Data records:
** begin **

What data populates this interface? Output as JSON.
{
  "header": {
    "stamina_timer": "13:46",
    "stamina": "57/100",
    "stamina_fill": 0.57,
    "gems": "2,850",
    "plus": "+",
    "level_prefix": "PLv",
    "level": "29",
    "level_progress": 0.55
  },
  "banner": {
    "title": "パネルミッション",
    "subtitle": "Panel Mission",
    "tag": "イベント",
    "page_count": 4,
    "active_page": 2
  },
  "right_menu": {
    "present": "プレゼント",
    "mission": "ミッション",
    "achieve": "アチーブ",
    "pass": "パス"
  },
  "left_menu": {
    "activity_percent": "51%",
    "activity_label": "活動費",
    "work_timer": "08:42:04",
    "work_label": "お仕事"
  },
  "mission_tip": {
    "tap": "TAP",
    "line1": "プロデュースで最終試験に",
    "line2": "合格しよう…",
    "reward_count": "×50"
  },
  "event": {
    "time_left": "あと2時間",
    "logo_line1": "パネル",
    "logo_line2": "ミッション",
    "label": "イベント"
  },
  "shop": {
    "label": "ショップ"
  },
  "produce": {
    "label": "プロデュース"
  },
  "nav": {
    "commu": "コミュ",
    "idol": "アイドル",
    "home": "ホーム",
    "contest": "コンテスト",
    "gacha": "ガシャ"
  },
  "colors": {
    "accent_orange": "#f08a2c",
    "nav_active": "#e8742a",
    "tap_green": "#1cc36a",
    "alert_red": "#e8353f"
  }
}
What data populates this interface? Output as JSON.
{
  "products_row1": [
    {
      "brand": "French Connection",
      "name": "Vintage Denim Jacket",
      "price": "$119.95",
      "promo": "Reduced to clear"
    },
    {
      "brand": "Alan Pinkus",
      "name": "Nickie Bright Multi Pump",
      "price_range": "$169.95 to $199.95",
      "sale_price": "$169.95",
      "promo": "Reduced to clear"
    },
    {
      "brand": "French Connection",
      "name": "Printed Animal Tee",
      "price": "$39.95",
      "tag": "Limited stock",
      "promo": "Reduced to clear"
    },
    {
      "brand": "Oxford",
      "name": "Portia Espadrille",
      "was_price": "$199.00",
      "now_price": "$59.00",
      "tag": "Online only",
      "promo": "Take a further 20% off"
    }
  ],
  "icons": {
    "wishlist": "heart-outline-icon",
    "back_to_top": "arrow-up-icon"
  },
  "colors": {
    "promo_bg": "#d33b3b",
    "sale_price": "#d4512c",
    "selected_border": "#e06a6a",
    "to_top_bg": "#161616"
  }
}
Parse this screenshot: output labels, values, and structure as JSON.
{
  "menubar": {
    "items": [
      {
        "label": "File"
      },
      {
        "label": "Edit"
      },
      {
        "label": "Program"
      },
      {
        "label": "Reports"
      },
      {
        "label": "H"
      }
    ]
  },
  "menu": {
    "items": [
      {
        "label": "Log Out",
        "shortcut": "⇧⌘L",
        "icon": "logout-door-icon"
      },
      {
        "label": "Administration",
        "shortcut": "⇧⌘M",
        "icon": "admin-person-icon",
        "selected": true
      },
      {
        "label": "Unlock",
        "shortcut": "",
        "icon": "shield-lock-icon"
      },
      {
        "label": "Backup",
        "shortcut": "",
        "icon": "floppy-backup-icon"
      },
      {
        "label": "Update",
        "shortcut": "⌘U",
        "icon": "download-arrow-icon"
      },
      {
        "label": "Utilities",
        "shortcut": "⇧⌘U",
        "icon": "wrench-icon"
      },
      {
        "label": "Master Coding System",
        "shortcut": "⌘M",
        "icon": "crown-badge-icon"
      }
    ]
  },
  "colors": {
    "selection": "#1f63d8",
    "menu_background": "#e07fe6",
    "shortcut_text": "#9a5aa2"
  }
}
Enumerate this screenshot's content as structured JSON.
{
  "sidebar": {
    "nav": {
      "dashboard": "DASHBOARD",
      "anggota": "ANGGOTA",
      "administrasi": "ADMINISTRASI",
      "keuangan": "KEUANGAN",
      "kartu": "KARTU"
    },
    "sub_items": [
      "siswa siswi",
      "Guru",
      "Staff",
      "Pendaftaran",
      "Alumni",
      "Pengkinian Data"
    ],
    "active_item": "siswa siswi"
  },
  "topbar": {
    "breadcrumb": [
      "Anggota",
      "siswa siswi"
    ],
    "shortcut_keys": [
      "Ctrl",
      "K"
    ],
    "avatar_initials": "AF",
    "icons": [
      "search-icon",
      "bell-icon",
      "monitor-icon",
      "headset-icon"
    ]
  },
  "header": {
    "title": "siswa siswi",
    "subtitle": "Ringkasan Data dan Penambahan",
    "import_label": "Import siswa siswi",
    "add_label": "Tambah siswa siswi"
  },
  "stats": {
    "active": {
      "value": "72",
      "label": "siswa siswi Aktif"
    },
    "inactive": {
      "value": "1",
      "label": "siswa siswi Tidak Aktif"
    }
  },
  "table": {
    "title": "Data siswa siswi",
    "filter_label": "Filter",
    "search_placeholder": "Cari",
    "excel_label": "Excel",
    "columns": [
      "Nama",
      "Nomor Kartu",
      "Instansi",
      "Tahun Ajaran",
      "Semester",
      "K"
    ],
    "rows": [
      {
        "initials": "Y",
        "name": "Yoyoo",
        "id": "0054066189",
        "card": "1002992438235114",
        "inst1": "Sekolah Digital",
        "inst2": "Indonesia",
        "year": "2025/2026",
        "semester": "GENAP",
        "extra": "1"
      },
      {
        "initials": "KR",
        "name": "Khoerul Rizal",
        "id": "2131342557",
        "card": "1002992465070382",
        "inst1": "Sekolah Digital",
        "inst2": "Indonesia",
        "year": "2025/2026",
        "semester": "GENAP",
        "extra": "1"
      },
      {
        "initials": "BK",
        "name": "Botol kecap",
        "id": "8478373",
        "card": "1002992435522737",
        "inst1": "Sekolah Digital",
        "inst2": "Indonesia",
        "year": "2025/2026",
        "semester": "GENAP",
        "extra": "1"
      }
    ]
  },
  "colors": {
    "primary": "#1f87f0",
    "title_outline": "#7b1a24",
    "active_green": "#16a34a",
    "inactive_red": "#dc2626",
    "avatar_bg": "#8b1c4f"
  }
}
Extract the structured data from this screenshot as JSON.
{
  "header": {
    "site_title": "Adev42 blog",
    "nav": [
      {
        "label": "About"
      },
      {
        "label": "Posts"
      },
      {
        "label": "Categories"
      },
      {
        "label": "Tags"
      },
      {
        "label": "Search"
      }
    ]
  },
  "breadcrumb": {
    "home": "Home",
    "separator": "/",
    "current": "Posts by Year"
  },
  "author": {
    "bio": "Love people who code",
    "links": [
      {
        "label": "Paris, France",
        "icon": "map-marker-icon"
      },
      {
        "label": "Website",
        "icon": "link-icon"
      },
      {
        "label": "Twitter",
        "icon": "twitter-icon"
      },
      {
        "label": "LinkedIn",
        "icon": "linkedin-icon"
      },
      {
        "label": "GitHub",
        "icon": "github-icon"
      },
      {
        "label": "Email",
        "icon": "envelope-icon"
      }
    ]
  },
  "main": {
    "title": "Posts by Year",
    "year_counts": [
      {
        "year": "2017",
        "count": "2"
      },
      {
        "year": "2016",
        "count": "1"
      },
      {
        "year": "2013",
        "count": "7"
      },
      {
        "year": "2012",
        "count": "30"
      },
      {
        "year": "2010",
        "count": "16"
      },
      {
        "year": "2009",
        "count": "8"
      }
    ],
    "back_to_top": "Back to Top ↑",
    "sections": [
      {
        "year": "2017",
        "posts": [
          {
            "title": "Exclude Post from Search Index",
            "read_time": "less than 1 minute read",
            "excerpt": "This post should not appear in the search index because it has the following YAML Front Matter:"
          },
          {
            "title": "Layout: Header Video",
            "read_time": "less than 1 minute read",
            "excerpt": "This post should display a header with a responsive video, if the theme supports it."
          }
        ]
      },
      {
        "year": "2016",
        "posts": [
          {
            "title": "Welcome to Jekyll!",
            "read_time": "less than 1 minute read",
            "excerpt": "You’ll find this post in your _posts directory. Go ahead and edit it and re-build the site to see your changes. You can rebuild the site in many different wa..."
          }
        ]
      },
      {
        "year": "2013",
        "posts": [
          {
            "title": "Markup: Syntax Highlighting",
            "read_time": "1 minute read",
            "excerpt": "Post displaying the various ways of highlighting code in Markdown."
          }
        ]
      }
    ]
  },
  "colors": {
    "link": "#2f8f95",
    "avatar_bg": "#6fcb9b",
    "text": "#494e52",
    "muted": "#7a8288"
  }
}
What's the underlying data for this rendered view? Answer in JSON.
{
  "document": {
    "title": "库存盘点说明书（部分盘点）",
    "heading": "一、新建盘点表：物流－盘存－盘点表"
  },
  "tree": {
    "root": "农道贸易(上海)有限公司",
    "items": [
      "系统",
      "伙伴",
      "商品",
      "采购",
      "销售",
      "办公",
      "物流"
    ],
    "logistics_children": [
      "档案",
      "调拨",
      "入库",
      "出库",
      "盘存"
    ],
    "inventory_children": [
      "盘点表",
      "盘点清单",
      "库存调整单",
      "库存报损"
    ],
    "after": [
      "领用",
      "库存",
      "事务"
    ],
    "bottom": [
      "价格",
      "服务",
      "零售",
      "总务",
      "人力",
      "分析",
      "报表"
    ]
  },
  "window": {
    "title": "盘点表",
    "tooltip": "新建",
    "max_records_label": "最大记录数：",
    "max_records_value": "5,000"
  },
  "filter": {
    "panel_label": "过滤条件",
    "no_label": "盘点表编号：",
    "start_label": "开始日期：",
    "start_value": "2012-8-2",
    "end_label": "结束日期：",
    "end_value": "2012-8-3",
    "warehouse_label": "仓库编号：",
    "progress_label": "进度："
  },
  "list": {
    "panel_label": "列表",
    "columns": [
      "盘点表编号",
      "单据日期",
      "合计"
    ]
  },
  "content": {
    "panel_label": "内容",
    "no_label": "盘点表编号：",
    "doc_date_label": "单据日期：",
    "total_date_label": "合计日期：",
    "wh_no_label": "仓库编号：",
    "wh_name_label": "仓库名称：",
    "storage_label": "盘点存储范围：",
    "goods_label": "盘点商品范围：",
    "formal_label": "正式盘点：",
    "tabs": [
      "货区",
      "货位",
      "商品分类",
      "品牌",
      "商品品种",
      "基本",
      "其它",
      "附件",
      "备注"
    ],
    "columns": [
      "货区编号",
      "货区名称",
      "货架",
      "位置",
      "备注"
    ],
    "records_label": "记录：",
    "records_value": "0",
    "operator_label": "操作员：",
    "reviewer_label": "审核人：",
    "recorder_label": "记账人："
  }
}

** end **

*Task description*. Track down every line holding the string "from" and copy it.

*Result of this task*.
Extract the structured data from this screenshot as JSON.
            "title": "Exclude Post from Search Index",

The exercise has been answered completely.